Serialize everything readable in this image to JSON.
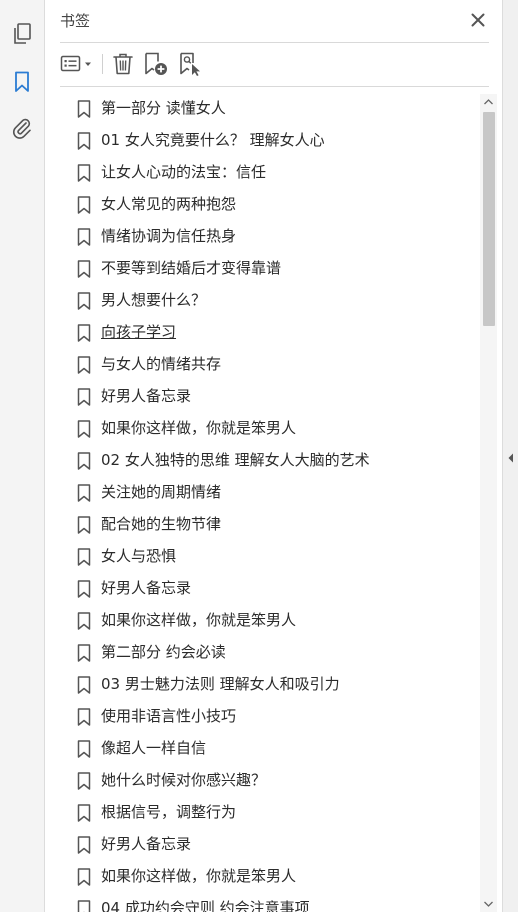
{
  "panel": {
    "title": "书签"
  },
  "rail": {
    "icons": [
      "pages-icon",
      "bookmark-icon",
      "attachment-icon"
    ],
    "active": "bookmark-icon",
    "accent_color": "#2b7cd3"
  },
  "toolbar": {
    "buttons": [
      "options-menu-icon",
      "delete-icon",
      "new-bookmark-icon",
      "bookmark-from-selection-icon"
    ]
  },
  "bookmarks": [
    "第一部分  读懂女人",
    "01  女人究竟要什么？  理解女人心",
    "让女人心动的法宝：信任",
    "女人常见的两种抱怨",
    "情绪协调为信任热身",
    "不要等到结婚后才变得靠谱",
    "男人想要什么？",
    "向孩子学习",
    "与女人的情绪共存",
    "好男人备忘录",
    "如果你这样做，你就是笨男人",
    "02  女人独特的思维  理解女人大脑的艺术",
    "关注她的周期情绪",
    "配合她的生物节律",
    "女人与恐惧",
    "好男人备忘录",
    "如果你这样做，你就是笨男人",
    "第二部分  约会必读",
    "03  男士魅力法则  理解女人和吸引力",
    "使用非语言性小技巧",
    "像超人一样自信",
    "她什么时候对你感兴趣？",
    "根据信号，调整行为",
    "好男人备忘录",
    "如果你这样做，你就是笨男人",
    "04  成功约会守则  约会注意事项"
  ],
  "selected_index": 7
}
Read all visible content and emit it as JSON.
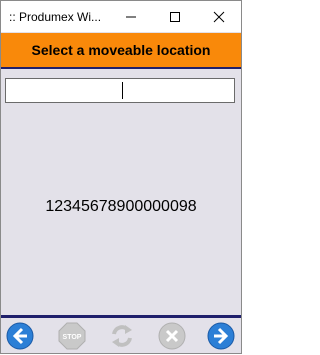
{
  "window": {
    "title": ":: Produmex Wi...",
    "controls": [
      "minimize-icon",
      "maximize-icon",
      "close-icon"
    ]
  },
  "header": {
    "title": "Select a moveable location"
  },
  "location_input": {
    "value": "",
    "placeholder": ""
  },
  "scanned_value": "12345678900000098",
  "toolbar": {
    "buttons": [
      {
        "icon": "back-arrow-icon",
        "enabled": true
      },
      {
        "icon": "stop-icon",
        "label": "STOP",
        "enabled": false
      },
      {
        "icon": "refresh-icon",
        "enabled": false
      },
      {
        "icon": "cancel-icon",
        "enabled": false
      },
      {
        "icon": "next-arrow-icon",
        "enabled": true
      }
    ],
    "accent": "#2c7fd6"
  },
  "colors": {
    "header": "#f9890a",
    "background": "#e3e1e9",
    "divider": "#1f1f6b"
  }
}
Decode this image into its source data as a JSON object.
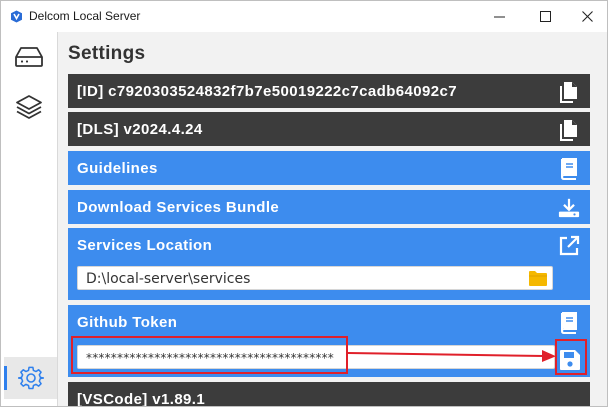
{
  "window": {
    "title": "Delcom Local Server",
    "minimize_glyph": "—",
    "maximize_glyph": "☐",
    "close_glyph": "✕"
  },
  "sidebar": {
    "items": [
      {
        "name": "storage",
        "icon": "drive-icon"
      },
      {
        "name": "layers",
        "icon": "layers-icon"
      },
      {
        "name": "settings",
        "icon": "gear-icon",
        "active": true
      }
    ]
  },
  "settings": {
    "title": "Settings",
    "id_row": {
      "label": "[ID] c7920303524832f7b7e50019222c7cadb64092c7",
      "icon": "copy-icon"
    },
    "dls_row": {
      "label": "[DLS] v2024.4.24",
      "icon": "copy-icon"
    },
    "guidelines_row": {
      "label": "Guidelines",
      "icon": "book-icon"
    },
    "download_row": {
      "label": "Download Services Bundle",
      "icon": "download-icon"
    },
    "services_location": {
      "label": "Services Location",
      "icon": "open-external-icon",
      "value": "D:\\local-server\\services",
      "folder_icon": "folder-icon"
    },
    "github_token": {
      "label": "Github Token",
      "icon": "book-icon",
      "value": "****************************************",
      "save_icon": "save-icon"
    },
    "vscode_row": {
      "label": "[VSCode] v1.89.1"
    }
  },
  "colors": {
    "dark_row": "#3c3c3c",
    "blue_row": "#3d8cee",
    "highlight": "#e0202a",
    "folder": "#f5b800"
  }
}
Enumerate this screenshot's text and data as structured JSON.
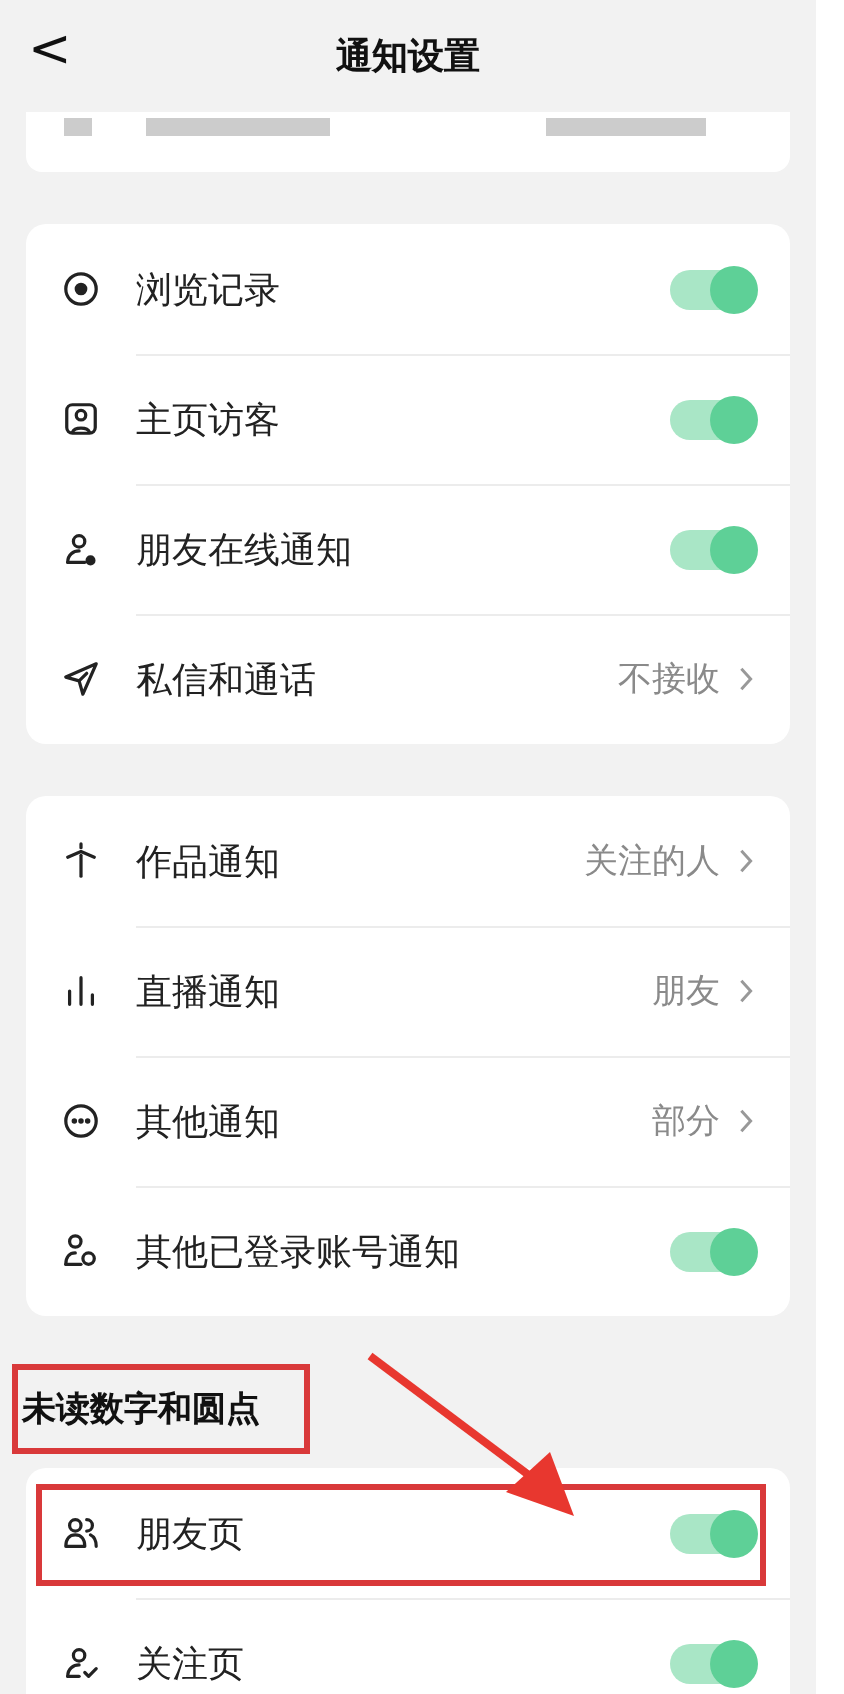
{
  "header": {
    "back": "<",
    "title": "通知设置"
  },
  "sections": [
    {
      "rows": [
        {
          "kind": "toggle",
          "label": "浏览记录",
          "on": true
        },
        {
          "kind": "toggle",
          "label": "主页访客",
          "on": true
        },
        {
          "kind": "toggle",
          "label": "朋友在线通知",
          "on": true
        },
        {
          "kind": "link",
          "label": "私信和通话",
          "value": "不接收"
        }
      ]
    },
    {
      "rows": [
        {
          "kind": "link",
          "label": "作品通知",
          "value": "关注的人"
        },
        {
          "kind": "link",
          "label": "直播通知",
          "value": "朋友"
        },
        {
          "kind": "link",
          "label": "其他通知",
          "value": "部分"
        },
        {
          "kind": "toggle",
          "label": "其他已登录账号通知",
          "on": true
        }
      ]
    },
    {
      "heading": "未读数字和圆点",
      "highlighted": true,
      "rows": [
        {
          "kind": "toggle",
          "label": "朋友页",
          "on": true,
          "highlighted": true
        },
        {
          "kind": "toggle",
          "label": "关注页",
          "on": true
        }
      ]
    }
  ]
}
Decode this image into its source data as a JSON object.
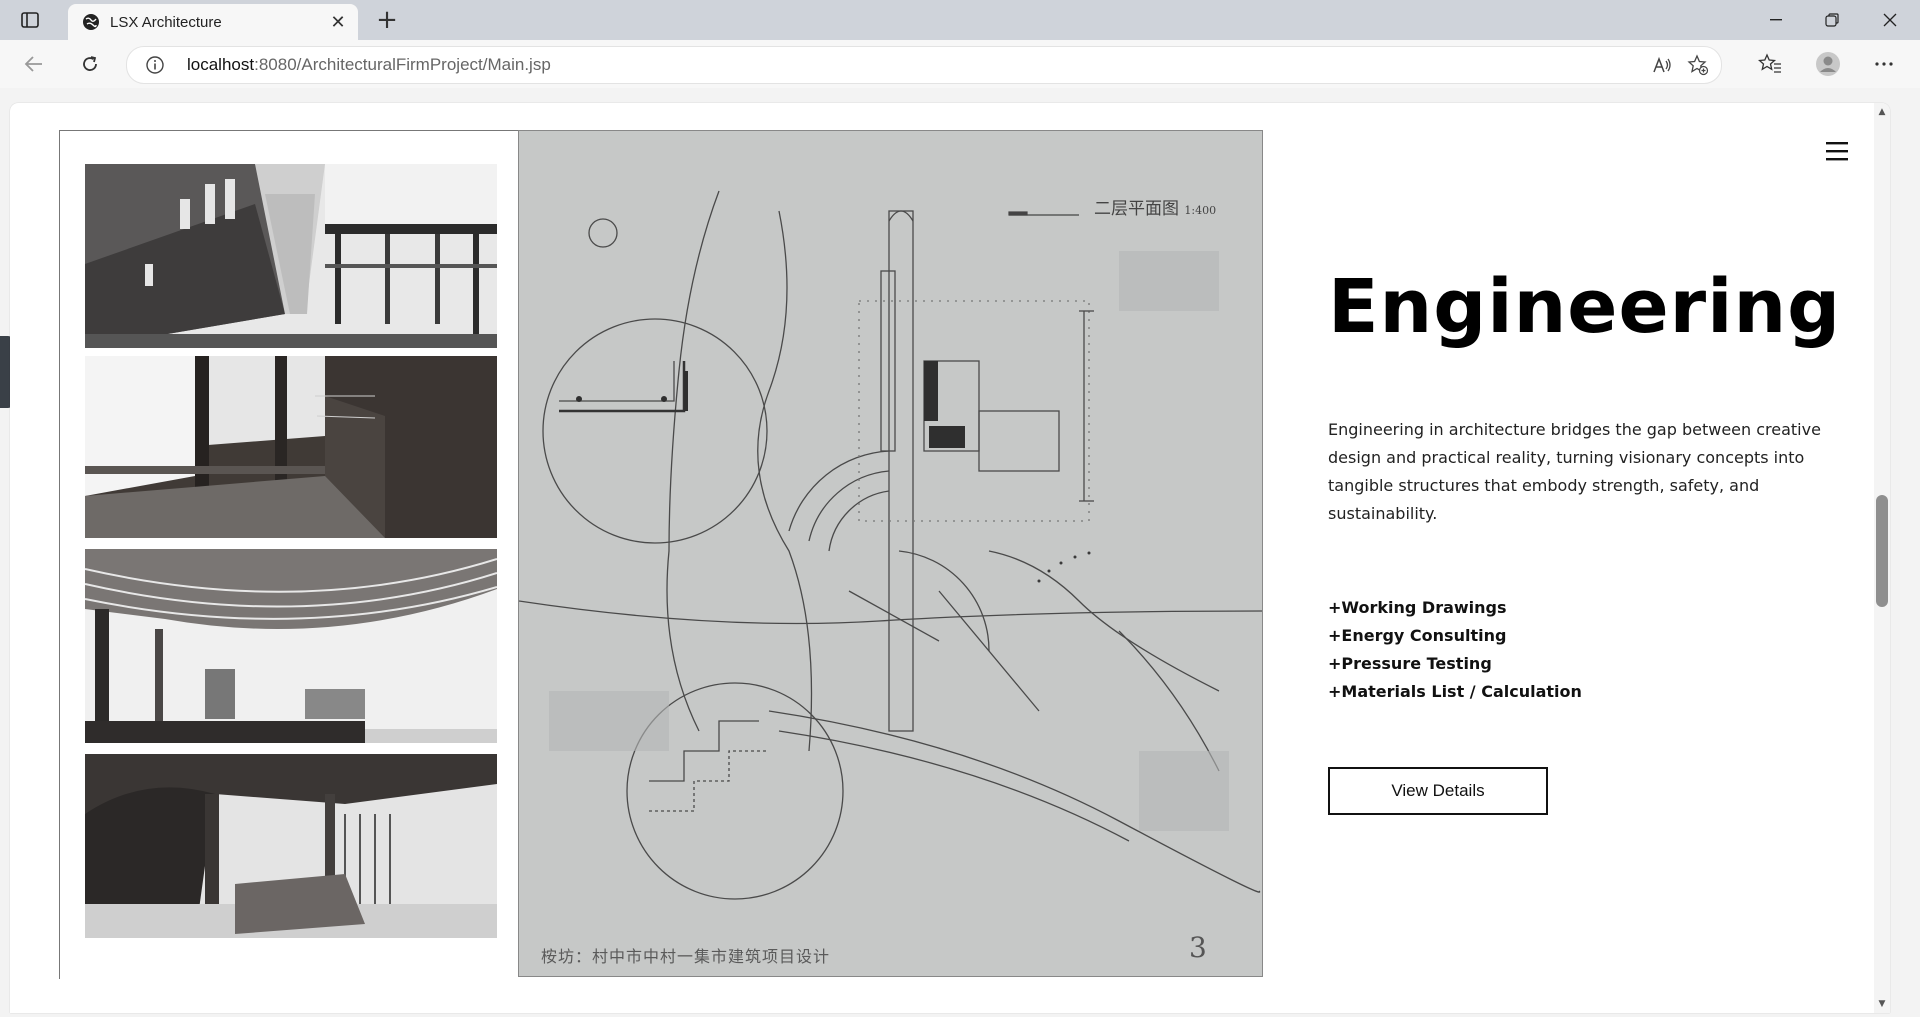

→ Direction: Write out all the entries again, word for word, and print no images.

→ Task output:
Serialize everything readable in this image to JSON.
{
  "panel": {
    "title": "书签"
  },
  "rail": {
    "icons": [
      "pages-icon",
      "bookmark-icon",
      "attachment-icon"
    ],
    "active": "bookmark-icon",
    "accent_color": "#2b7cd3"
  },
  "toolbar": {
    "buttons": [
      "options-menu-icon",
      "delete-icon",
      "new-bookmark-icon",
      "bookmark-from-selection-icon"
    ]
  },
  "bookmarks": [
    "第一部分  读懂女人",
    "01  女人究竟要什么？  理解女人心",
    "让女人心动的法宝：信任",
    "女人常见的两种抱怨",
    "情绪协调为信任热身",
    "不要等到结婚后才变得靠谱",
    "男人想要什么？",
    "向孩子学习",
    "与女人的情绪共存",
    "好男人备忘录",
    "如果你这样做，你就是笨男人",
    "02  女人独特的思维  理解女人大脑的艺术",
    "关注她的周期情绪",
    "配合她的生物节律",
    "女人与恐惧",
    "好男人备忘录",
    "如果你这样做，你就是笨男人",
    "第二部分  约会必读",
    "03  男士魅力法则  理解女人和吸引力",
    "使用非语言性小技巧",
    "像超人一样自信",
    "她什么时候对你感兴趣？",
    "根据信号，调整行为",
    "好男人备忘录",
    "如果你这样做，你就是笨男人",
    "04  成功约会守则  约会注意事项"
  ],
  "selected_index": 7
}
Read all visible content and emit it as JSON.
{
  "window": {
    "title": ":: Produmex Wi...",
    "controls": [
      "minimize-icon",
      "maximize-icon",
      "close-icon"
    ]
  },
  "header": {
    "title": "Select a moveable location"
  },
  "location_input": {
    "value": "",
    "placeholder": ""
  },
  "scanned_value": "12345678900000098",
  "toolbar": {
    "buttons": [
      {
        "icon": "back-arrow-icon",
        "enabled": true
      },
      {
        "icon": "stop-icon",
        "label": "STOP",
        "enabled": false
      },
      {
        "icon": "refresh-icon",
        "enabled": false
      },
      {
        "icon": "cancel-icon",
        "enabled": false
      },
      {
        "icon": "next-arrow-icon",
        "enabled": true
      }
    ],
    "accent": "#2c7fd6"
  },
  "colors": {
    "header": "#f9890a",
    "background": "#e3e1e9",
    "divider": "#1f1f6b"
  }
}
Decode this image into its source data as a JSON object.
{
  "window": {
    "title": "Delcom Local Server",
    "minimize_glyph": "—",
    "maximize_glyph": "☐",
    "close_glyph": "✕"
  },
  "sidebar": {
    "items": [
      {
        "name": "storage",
        "icon": "drive-icon"
      },
      {
        "name": "layers",
        "icon": "layers-icon"
      },
      {
        "name": "settings",
        "icon": "gear-icon",
        "active": true
      }
    ]
  },
  "settings": {
    "title": "Settings",
    "id_row": {
      "label": "[ID] c7920303524832f7b7e50019222c7cadb64092c7",
      "icon": "copy-icon"
    },
    "dls_row": {
      "label": "[DLS] v2024.4.24",
      "icon": "copy-icon"
    },
    "guidelines_row": {
      "label": "Guidelines",
      "icon": "book-icon"
    },
    "download_row": {
      "label": "Download Services Bundle",
      "icon": "download-icon"
    },
    "services_location": {
      "label": "Services Location",
      "icon": "open-external-icon",
      "value": "D:\\local-server\\services",
      "folder_icon": "folder-icon"
    },
    "github_token": {
      "label": "Github Token",
      "icon": "book-icon",
      "value": "****************************************",
      "save_icon": "save-icon"
    },
    "vscode_row": {
      "label": "[VSCode] v1.89.1"
    }
  },
  "colors": {
    "dark_row": "#3c3c3c",
    "blue_row": "#3d8cee",
    "highlight": "#e0202a",
    "folder": "#f5b800"
  }
}
Enumerate this screenshot's text and data as structured JSON.
{
  "header": {
    "back": "<",
    "title": "通知设置"
  },
  "sections": [
    {
      "rows": [
        {
          "kind": "toggle",
          "label": "浏览记录",
          "on": true
        },
        {
          "kind": "toggle",
          "label": "主页访客",
          "on": true
        },
        {
          "kind": "toggle",
          "label": "朋友在线通知",
          "on": true
        },
        {
          "kind": "link",
          "label": "私信和通话",
          "value": "不接收"
        }
      ]
    },
    {
      "rows": [
        {
          "kind": "link",
          "label": "作品通知",
          "value": "关注的人"
        },
        {
          "kind": "link",
          "label": "直播通知",
          "value": "朋友"
        },
        {
          "kind": "link",
          "label": "其他通知",
          "value": "部分"
        },
        {
          "kind": "toggle",
          "label": "其他已登录账号通知",
          "on": true
        }
      ]
    },
    {
      "heading": "未读数字和圆点",
      "highlighted": true,
      "rows": [
        {
          "kind": "toggle",
          "label": "朋友页",
          "on": true,
          "highlighted": true
        },
        {
          "kind": "toggle",
          "label": "关注页",
          "on": true
        }
      ]
    }
  ]
}
Decode this image into its source data as a JSON object.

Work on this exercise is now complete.